Task objective: Extract each record and reproduce it exactly.

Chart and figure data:
□ □ □

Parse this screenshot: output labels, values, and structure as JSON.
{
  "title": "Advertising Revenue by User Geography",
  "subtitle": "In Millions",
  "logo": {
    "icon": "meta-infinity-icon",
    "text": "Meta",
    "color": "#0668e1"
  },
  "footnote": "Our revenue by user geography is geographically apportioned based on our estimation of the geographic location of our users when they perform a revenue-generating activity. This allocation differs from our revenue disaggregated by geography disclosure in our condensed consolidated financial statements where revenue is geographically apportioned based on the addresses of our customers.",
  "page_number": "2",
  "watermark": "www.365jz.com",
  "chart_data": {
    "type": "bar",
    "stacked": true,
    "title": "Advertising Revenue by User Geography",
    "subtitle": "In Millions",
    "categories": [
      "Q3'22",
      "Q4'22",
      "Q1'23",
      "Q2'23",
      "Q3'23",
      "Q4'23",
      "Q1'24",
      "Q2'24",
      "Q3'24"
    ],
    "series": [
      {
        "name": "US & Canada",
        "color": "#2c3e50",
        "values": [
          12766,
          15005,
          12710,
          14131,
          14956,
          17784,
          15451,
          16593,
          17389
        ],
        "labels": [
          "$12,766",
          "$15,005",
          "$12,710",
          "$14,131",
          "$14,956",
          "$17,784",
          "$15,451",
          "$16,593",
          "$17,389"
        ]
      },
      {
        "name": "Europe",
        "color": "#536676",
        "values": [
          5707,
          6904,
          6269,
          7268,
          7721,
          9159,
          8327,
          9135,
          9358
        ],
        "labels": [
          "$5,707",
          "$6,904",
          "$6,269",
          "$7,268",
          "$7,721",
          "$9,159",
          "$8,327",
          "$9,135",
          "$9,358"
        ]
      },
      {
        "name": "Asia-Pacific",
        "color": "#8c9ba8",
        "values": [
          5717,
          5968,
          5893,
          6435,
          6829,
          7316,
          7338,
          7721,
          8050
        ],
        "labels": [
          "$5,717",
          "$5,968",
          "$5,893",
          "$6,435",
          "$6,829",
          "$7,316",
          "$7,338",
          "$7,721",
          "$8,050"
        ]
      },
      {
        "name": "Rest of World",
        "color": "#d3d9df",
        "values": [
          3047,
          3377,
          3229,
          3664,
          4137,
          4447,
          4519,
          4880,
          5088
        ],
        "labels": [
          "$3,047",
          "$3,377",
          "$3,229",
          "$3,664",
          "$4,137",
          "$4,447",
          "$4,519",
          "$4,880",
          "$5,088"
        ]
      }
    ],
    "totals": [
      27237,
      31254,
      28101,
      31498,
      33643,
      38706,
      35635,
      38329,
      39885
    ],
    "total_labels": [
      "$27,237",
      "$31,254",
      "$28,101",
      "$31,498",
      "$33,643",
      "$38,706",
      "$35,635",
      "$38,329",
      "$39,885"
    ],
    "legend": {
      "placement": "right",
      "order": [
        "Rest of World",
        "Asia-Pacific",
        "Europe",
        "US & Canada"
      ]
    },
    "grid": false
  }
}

□ □ □

Output of the exercise:
Parse this screenshot: output labels, values, and structure as JSON.
{
  "title": "Advertising Revenue by User Geography",
  "subtitle": "In Millions",
  "logo": {
    "icon": "meta-infinity-icon",
    "text": "Meta",
    "color": "#0668e1"
  },
  "footnote": "Our revenue by user geography is geographically apportioned based on our estimation of the geographic location of our users when they perform a revenue-generating activity. This allocation differs from our revenue disaggregated by geography disclosure in our condensed consolidated financial statements where revenue is geographically apportioned based on the addresses of our customers.",
  "page_number": "2",
  "watermark": "www.365jz.com",
  "chart_data": {
    "type": "bar",
    "stacked": true,
    "title": "Advertising Revenue by User Geography",
    "subtitle": "In Millions",
    "categories": [
      "Q3'22",
      "Q4'22",
      "Q1'23",
      "Q2'23",
      "Q3'23",
      "Q4'23",
      "Q1'24",
      "Q2'24",
      "Q3'24"
    ],
    "series": [
      {
        "name": "US & Canada",
        "color": "#2c3e50",
        "values": [
          12766,
          15005,
          12710,
          14131,
          14956,
          17784,
          15451,
          16593,
          17389
        ],
        "labels": [
          "$12,766",
          "$15,005",
          "$12,710",
          "$14,131",
          "$14,956",
          "$17,784",
          "$15,451",
          "$16,593",
          "$17,389"
        ]
      },
      {
        "name": "Europe",
        "color": "#536676",
        "values": [
          5707,
          6904,
          6269,
          7268,
          7721,
          9159,
          8327,
          9135,
          9358
        ],
        "labels": [
          "$5,707",
          "$6,904",
          "$6,269",
          "$7,268",
          "$7,721",
          "$9,159",
          "$8,327",
          "$9,135",
          "$9,358"
        ]
      },
      {
        "name": "Asia-Pacific",
        "color": "#8c9ba8",
        "values": [
          5717,
          5968,
          5893,
          6435,
          6829,
          7316,
          7338,
          7721,
          8050
        ],
        "labels": [
          "$5,717",
          "$5,968",
          "$5,893",
          "$6,435",
          "$6,829",
          "$7,316",
          "$7,338",
          "$7,721",
          "$8,050"
        ]
      },
      {
        "name": "Rest of World",
        "color": "#d3d9df",
        "values": [
          3047,
          3377,
          3229,
          3664,
          4137,
          4447,
          4519,
          4880,
          5088
        ],
        "labels": [
          "$3,047",
          "$3,377",
          "$3,229",
          "$3,664",
          "$4,137",
          "$4,447",
          "$4,519",
          "$4,880",
          "$5,088"
        ]
      }
    ],
    "totals": [
      27237,
      31254,
      28101,
      31498,
      33643,
      38706,
      35635,
      38329,
      39885
    ],
    "total_labels": [
      "$27,237",
      "$31,254",
      "$28,101",
      "$31,498",
      "$33,643",
      "$38,706",
      "$35,635",
      "$38,329",
      "$39,885"
    ],
    "legend": {
      "placement": "right",
      "order": [
        "Rest of World",
        "Asia-Pacific",
        "Europe",
        "US & Canada"
      ]
    },
    "grid": false
  }
}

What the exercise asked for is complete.